Exercise directions. Every line must be returned precisely as it is written.

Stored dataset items
• • •

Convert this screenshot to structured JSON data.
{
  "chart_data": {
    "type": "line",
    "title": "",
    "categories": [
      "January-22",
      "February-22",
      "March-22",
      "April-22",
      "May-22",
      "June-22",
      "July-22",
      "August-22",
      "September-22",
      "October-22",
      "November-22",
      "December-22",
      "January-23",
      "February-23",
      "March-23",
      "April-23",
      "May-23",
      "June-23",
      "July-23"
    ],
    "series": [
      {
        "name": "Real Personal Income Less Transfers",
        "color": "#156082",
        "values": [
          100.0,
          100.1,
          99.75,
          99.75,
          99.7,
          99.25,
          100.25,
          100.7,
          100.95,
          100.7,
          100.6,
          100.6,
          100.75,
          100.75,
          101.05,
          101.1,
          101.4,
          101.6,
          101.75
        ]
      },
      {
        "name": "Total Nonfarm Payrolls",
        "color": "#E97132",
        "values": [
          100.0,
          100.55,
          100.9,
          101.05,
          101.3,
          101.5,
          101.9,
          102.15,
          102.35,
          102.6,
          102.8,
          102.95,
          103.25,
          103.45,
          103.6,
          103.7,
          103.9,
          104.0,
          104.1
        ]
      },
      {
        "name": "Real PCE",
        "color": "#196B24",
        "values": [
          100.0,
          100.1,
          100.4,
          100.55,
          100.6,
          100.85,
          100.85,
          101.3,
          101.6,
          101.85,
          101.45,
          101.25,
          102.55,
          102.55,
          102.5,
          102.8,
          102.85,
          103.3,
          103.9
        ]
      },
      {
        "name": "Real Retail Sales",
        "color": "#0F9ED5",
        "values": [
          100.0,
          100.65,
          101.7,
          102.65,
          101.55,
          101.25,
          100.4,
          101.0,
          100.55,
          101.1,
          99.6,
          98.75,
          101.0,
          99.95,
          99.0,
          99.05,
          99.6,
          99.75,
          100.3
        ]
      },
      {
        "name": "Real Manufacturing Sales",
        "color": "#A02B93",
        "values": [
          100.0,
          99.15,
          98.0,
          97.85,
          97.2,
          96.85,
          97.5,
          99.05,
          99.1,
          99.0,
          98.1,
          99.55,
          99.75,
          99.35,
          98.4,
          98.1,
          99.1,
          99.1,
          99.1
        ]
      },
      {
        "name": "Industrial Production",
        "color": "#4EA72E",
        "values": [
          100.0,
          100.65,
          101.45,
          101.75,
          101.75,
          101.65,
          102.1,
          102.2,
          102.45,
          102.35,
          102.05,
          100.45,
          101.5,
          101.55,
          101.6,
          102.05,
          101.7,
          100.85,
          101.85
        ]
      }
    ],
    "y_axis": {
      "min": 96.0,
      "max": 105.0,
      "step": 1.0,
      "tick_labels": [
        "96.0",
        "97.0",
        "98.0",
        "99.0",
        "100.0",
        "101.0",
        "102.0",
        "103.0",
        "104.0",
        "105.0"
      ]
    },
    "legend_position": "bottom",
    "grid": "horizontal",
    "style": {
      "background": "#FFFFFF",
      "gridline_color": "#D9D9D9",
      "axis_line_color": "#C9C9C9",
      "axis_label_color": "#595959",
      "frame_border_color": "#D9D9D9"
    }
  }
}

• • •

Result below.
Convert this screenshot to structured JSON data.
{
  "chart_data": {
    "type": "line",
    "title": "",
    "categories": [
      "January-22",
      "February-22",
      "March-22",
      "April-22",
      "May-22",
      "June-22",
      "July-22",
      "August-22",
      "September-22",
      "October-22",
      "November-22",
      "December-22",
      "January-23",
      "February-23",
      "March-23",
      "April-23",
      "May-23",
      "June-23",
      "July-23"
    ],
    "series": [
      {
        "name": "Real Personal Income Less Transfers",
        "color": "#156082",
        "values": [
          100.0,
          100.1,
          99.75,
          99.75,
          99.7,
          99.25,
          100.25,
          100.7,
          100.95,
          100.7,
          100.6,
          100.6,
          100.75,
          100.75,
          101.05,
          101.1,
          101.4,
          101.6,
          101.75
        ]
      },
      {
        "name": "Total Nonfarm Payrolls",
        "color": "#E97132",
        "values": [
          100.0,
          100.55,
          100.9,
          101.05,
          101.3,
          101.5,
          101.9,
          102.15,
          102.35,
          102.6,
          102.8,
          102.95,
          103.25,
          103.45,
          103.6,
          103.7,
          103.9,
          104.0,
          104.1
        ]
      },
      {
        "name": "Real PCE",
        "color": "#196B24",
        "values": [
          100.0,
          100.1,
          100.4,
          100.55,
          100.6,
          100.85,
          100.85,
          101.3,
          101.6,
          101.85,
          101.45,
          101.25,
          102.55,
          102.55,
          102.5,
          102.8,
          102.85,
          103.3,
          103.9
        ]
      },
      {
        "name": "Real Retail Sales",
        "color": "#0F9ED5",
        "values": [
          100.0,
          100.65,
          101.7,
          102.65,
          101.55,
          101.25,
          100.4,
          101.0,
          100.55,
          101.1,
          99.6,
          98.75,
          101.0,
          99.95,
          99.0,
          99.05,
          99.6,
          99.75,
          100.3
        ]
      },
      {
        "name": "Real Manufacturing Sales",
        "color": "#A02B93",
        "values": [
          100.0,
          99.15,
          98.0,
          97.85,
          97.2,
          96.85,
          97.5,
          99.05,
          99.1,
          99.0,
          98.1,
          99.55,
          99.75,
          99.35,
          98.4,
          98.1,
          99.1,
          99.1,
          99.1
        ]
      },
      {
        "name": "Industrial Production",
        "color": "#4EA72E",
        "values": [
          100.0,
          100.65,
          101.45,
          101.75,
          101.75,
          101.65,
          102.1,
          102.2,
          102.45,
          102.35,
          102.05,
          100.45,
          101.5,
          101.55,
          101.6,
          102.05,
          101.7,
          100.85,
          101.85
        ]
      }
    ],
    "y_axis": {
      "min": 96.0,
      "max": 105.0,
      "step": 1.0,
      "tick_labels": [
        "96.0",
        "97.0",
        "98.0",
        "99.0",
        "100.0",
        "101.0",
        "102.0",
        "103.0",
        "104.0",
        "105.0"
      ]
    },
    "legend_position": "bottom",
    "grid": "horizontal",
    "style": {
      "background": "#FFFFFF",
      "gridline_color": "#D9D9D9",
      "axis_line_color": "#C9C9C9",
      "axis_label_color": "#595959",
      "frame_border_color": "#D9D9D9"
    }
  }
}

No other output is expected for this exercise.